Figure record extracts:
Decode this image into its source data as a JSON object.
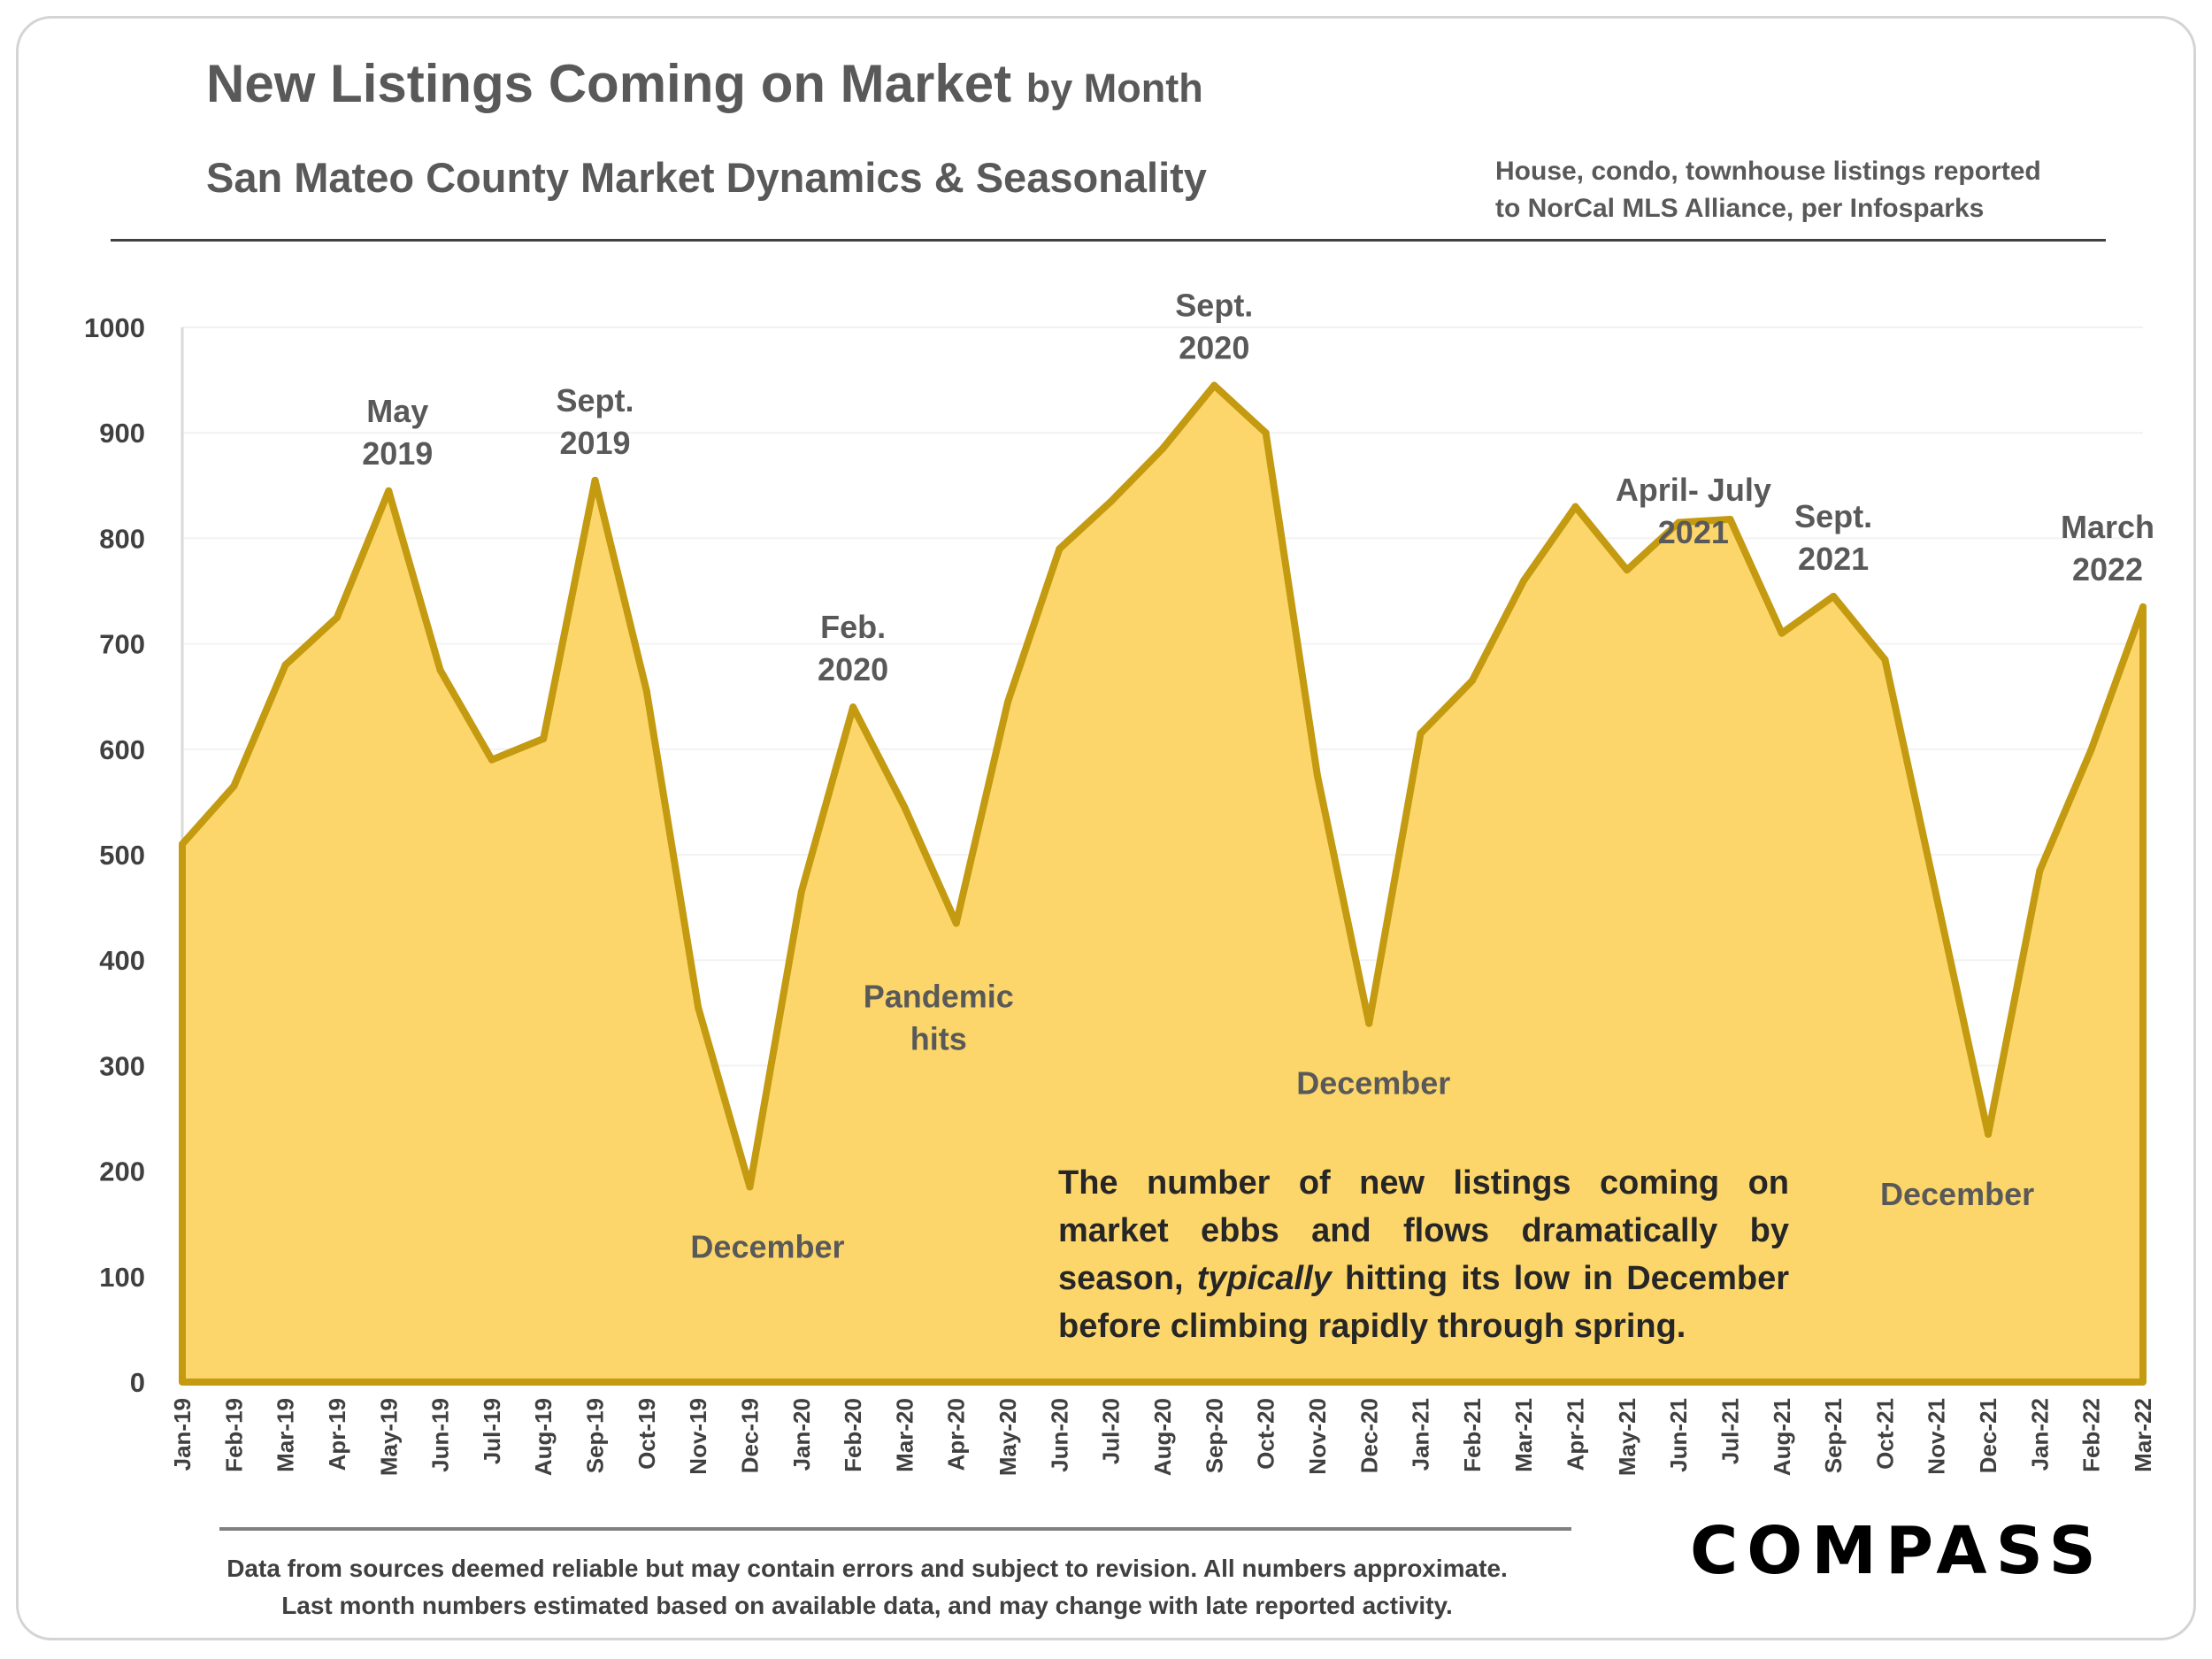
{
  "title": {
    "main": "New Listings Coming on Market",
    "suffix": "by Month"
  },
  "subtitle": "San Mateo County Market Dynamics & Seasonality",
  "source_note": [
    "House, condo, townhouse listings reported",
    "to NorCal MLS Alliance, per Infosparks"
  ],
  "body_note": {
    "before_italic": "The number of new listings coming on market ebbs and flows dramatically by season, ",
    "italic": "typically",
    "after_italic": " hitting its low in December before climbing rapidly through spring."
  },
  "footer": [
    "Data from sources deemed reliable but may contain errors and subject to revision. All numbers approximate.",
    "Last month numbers estimated based on available data, and may change with late reported activity."
  ],
  "logo": "COMPASS",
  "colors": {
    "fill": "#fcd66b",
    "line": "#c49a10",
    "text": "#595959",
    "grid": "#f2f2f2"
  },
  "chart_data": {
    "type": "area",
    "ylim": [
      0,
      1000
    ],
    "yticks": [
      0,
      100,
      200,
      300,
      400,
      500,
      600,
      700,
      800,
      900,
      1000
    ],
    "grid": true,
    "categories": [
      "Jan-19",
      "Feb-19",
      "Mar-19",
      "Apr-19",
      "May-19",
      "Jun-19",
      "Jul-19",
      "Aug-19",
      "Sep-19",
      "Oct-19",
      "Nov-19",
      "Dec-19",
      "Jan-20",
      "Feb-20",
      "Mar-20",
      "Apr-20",
      "May-20",
      "Jun-20",
      "Jul-20",
      "Aug-20",
      "Sep-20",
      "Oct-20",
      "Nov-20",
      "Dec-20",
      "Jan-21",
      "Feb-21",
      "Mar-21",
      "Apr-21",
      "May-21",
      "Jun-21",
      "Jul-21",
      "Aug-21",
      "Sep-21",
      "Oct-21",
      "Nov-21",
      "Dec-21",
      "Jan-22",
      "Feb-22",
      "Mar-22"
    ],
    "values": [
      510,
      565,
      680,
      725,
      845,
      675,
      590,
      610,
      855,
      655,
      355,
      185,
      465,
      640,
      545,
      435,
      645,
      790,
      835,
      885,
      945,
      900,
      575,
      340,
      615,
      665,
      760,
      830,
      770,
      815,
      818,
      710,
      745,
      685,
      460,
      235,
      485,
      600,
      735
    ],
    "annotations": [
      {
        "lines": [
          "May",
          "2019"
        ],
        "index": 4,
        "pos": "above"
      },
      {
        "lines": [
          "Sept.",
          "2019"
        ],
        "index": 8,
        "pos": "above"
      },
      {
        "lines": [
          "December"
        ],
        "index": 11,
        "pos": "below"
      },
      {
        "lines": [
          "Feb.",
          "2020"
        ],
        "index": 13,
        "pos": "above"
      },
      {
        "lines": [
          "Pandemic",
          "hits"
        ],
        "index": 15,
        "pos": "inside"
      },
      {
        "lines": [
          "Sept.",
          "2020"
        ],
        "index": 20,
        "pos": "above"
      },
      {
        "lines": [
          "December"
        ],
        "index": 23,
        "pos": "below"
      },
      {
        "lines": [
          "April- July",
          "2021"
        ],
        "index": 28,
        "pos": "above"
      },
      {
        "lines": [
          "Sept.",
          "2021"
        ],
        "index": 32,
        "pos": "above"
      },
      {
        "lines": [
          "December"
        ],
        "index": 35,
        "pos": "below"
      },
      {
        "lines": [
          "March",
          "2022"
        ],
        "index": 38,
        "pos": "above"
      }
    ]
  }
}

> **JOB**: Every record must be copied exactly, with images dropped from the result.

> **SOLUTION TO THIS TASK**:
Decode this image into its source data as a JSON object.
{
  "title": {
    "main": "New Listings Coming on Market",
    "suffix": "by Month"
  },
  "subtitle": "San Mateo County Market Dynamics & Seasonality",
  "source_note": [
    "House, condo, townhouse listings reported",
    "to NorCal MLS Alliance, per Infosparks"
  ],
  "body_note": {
    "before_italic": "The number of new listings coming on market ebbs and flows dramatically by season, ",
    "italic": "typically",
    "after_italic": " hitting its low in December before climbing rapidly through spring."
  },
  "footer": [
    "Data from sources deemed reliable but may contain errors and subject to revision. All numbers approximate.",
    "Last month numbers estimated based on available data, and may change with late reported activity."
  ],
  "logo": "COMPASS",
  "colors": {
    "fill": "#fcd66b",
    "line": "#c49a10",
    "text": "#595959",
    "grid": "#f2f2f2"
  },
  "chart_data": {
    "type": "area",
    "ylim": [
      0,
      1000
    ],
    "yticks": [
      0,
      100,
      200,
      300,
      400,
      500,
      600,
      700,
      800,
      900,
      1000
    ],
    "grid": true,
    "categories": [
      "Jan-19",
      "Feb-19",
      "Mar-19",
      "Apr-19",
      "May-19",
      "Jun-19",
      "Jul-19",
      "Aug-19",
      "Sep-19",
      "Oct-19",
      "Nov-19",
      "Dec-19",
      "Jan-20",
      "Feb-20",
      "Mar-20",
      "Apr-20",
      "May-20",
      "Jun-20",
      "Jul-20",
      "Aug-20",
      "Sep-20",
      "Oct-20",
      "Nov-20",
      "Dec-20",
      "Jan-21",
      "Feb-21",
      "Mar-21",
      "Apr-21",
      "May-21",
      "Jun-21",
      "Jul-21",
      "Aug-21",
      "Sep-21",
      "Oct-21",
      "Nov-21",
      "Dec-21",
      "Jan-22",
      "Feb-22",
      "Mar-22"
    ],
    "values": [
      510,
      565,
      680,
      725,
      845,
      675,
      590,
      610,
      855,
      655,
      355,
      185,
      465,
      640,
      545,
      435,
      645,
      790,
      835,
      885,
      945,
      900,
      575,
      340,
      615,
      665,
      760,
      830,
      770,
      815,
      818,
      710,
      745,
      685,
      460,
      235,
      485,
      600,
      735
    ],
    "annotations": [
      {
        "lines": [
          "May",
          "2019"
        ],
        "index": 4,
        "pos": "above"
      },
      {
        "lines": [
          "Sept.",
          "2019"
        ],
        "index": 8,
        "pos": "above"
      },
      {
        "lines": [
          "December"
        ],
        "index": 11,
        "pos": "below"
      },
      {
        "lines": [
          "Feb.",
          "2020"
        ],
        "index": 13,
        "pos": "above"
      },
      {
        "lines": [
          "Pandemic",
          "hits"
        ],
        "index": 15,
        "pos": "inside"
      },
      {
        "lines": [
          "Sept.",
          "2020"
        ],
        "index": 20,
        "pos": "above"
      },
      {
        "lines": [
          "December"
        ],
        "index": 23,
        "pos": "below"
      },
      {
        "lines": [
          "April- July",
          "2021"
        ],
        "index": 28,
        "pos": "above"
      },
      {
        "lines": [
          "Sept.",
          "2021"
        ],
        "index": 32,
        "pos": "above"
      },
      {
        "lines": [
          "December"
        ],
        "index": 35,
        "pos": "below"
      },
      {
        "lines": [
          "March",
          "2022"
        ],
        "index": 38,
        "pos": "above"
      }
    ]
  }
}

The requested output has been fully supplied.